▶ TASK
Find the lines that include the string "Europe" and report how many there are. Give no other text.

[Entries from a dataset]
━━━━━━━━━━━━━━━━━━━━

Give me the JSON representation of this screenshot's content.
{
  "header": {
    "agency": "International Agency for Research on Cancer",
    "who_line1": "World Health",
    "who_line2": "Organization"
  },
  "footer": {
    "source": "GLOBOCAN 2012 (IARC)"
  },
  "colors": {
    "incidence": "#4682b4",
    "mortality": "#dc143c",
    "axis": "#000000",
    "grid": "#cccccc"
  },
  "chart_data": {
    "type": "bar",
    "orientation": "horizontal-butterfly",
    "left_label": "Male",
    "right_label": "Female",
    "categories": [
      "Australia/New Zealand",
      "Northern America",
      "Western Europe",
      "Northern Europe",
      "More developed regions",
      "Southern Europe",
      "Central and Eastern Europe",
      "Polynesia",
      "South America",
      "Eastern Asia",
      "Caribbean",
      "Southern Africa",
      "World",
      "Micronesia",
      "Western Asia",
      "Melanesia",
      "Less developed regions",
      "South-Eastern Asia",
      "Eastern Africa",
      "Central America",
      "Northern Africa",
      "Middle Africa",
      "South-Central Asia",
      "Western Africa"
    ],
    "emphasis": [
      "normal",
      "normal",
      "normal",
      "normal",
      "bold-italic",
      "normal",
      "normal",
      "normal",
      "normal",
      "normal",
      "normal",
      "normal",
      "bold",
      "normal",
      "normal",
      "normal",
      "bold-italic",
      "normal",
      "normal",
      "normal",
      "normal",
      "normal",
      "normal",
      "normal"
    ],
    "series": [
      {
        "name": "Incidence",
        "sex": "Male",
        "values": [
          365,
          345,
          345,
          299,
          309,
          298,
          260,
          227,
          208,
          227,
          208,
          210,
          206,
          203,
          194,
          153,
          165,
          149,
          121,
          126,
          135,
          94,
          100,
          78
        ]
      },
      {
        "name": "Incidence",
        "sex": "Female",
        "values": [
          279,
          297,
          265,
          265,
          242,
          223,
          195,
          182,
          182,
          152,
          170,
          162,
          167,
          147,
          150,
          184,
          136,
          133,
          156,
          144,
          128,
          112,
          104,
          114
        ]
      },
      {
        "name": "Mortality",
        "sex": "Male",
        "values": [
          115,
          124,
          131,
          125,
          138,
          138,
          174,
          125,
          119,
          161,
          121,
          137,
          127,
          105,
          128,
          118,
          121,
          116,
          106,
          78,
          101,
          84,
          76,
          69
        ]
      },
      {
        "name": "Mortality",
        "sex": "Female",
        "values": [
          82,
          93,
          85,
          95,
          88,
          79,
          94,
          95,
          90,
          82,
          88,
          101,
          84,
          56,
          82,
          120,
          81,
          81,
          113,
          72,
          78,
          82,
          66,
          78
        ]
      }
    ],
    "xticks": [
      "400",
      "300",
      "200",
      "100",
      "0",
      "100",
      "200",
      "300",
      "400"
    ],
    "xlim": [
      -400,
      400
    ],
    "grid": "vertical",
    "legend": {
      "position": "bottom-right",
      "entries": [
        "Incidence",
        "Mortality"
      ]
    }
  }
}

━━━━━━━━━━━━━━━━━━━━

▶ SOLUTION
4